=== Extracted material ===

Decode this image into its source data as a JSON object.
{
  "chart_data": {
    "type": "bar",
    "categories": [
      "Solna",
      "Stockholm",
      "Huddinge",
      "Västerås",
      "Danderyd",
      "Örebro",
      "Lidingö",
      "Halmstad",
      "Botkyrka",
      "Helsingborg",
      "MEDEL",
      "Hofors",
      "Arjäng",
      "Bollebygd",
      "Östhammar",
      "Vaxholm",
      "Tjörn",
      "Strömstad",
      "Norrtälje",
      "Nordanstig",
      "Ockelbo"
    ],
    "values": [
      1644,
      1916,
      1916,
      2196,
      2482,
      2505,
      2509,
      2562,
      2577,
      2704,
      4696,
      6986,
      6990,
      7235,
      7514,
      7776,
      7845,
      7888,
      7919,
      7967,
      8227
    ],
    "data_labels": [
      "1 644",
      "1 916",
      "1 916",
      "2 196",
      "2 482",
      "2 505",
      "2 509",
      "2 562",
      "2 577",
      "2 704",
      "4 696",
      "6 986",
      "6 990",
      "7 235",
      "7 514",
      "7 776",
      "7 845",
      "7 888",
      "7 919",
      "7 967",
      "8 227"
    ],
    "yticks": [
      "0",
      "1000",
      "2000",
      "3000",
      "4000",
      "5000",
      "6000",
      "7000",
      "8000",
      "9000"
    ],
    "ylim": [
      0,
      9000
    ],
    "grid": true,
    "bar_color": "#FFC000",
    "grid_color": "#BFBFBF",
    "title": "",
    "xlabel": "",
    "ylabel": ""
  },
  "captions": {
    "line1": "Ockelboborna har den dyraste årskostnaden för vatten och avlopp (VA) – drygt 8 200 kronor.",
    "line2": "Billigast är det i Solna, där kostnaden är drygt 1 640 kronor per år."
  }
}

===

**Goal**
Scan the entries above. Copy each line that has the string "kronor".

**Response below**
    "line1": "Ockelboborna har den dyraste årskostnaden för vatten och avlopp (VA) – drygt 8 200 kronor.",
    "line2": "Billigast är det i Solna, där kostnaden är drygt 1 640 kronor per år."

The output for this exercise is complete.